#### Work instructions:
Please transcribe the listing below in full and word for word, without its pictures.

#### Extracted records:
- - - -

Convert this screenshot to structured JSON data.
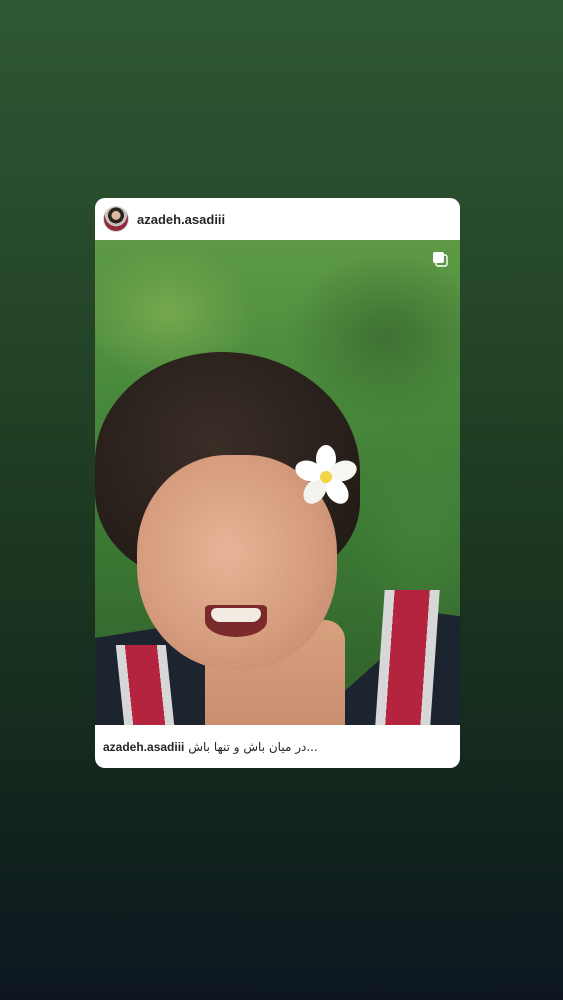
{
  "post": {
    "username": "azadeh.asadiii",
    "caption_user": "azadeh.asadiii",
    "caption_text": "در میان باش و تنها باش...",
    "avatar_icon": "profile-avatar",
    "multi_media_icon": "carousel-icon"
  },
  "colors": {
    "background_top": "#2f5733",
    "background_bottom": "#0d1620",
    "card": "#ffffff",
    "text": "#262626"
  }
}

- - - -

#### Result for this task:
Convert this screenshot to structured JSON data.
{
  "post": {
    "username": "azadeh.asadiii",
    "caption_user": "azadeh.asadiii",
    "caption_text": "در میان باش و تنها باش...",
    "avatar_icon": "profile-avatar",
    "multi_media_icon": "carousel-icon"
  },
  "colors": {
    "background_top": "#2f5733",
    "background_bottom": "#0d1620",
    "card": "#ffffff",
    "text": "#262626"
  }
}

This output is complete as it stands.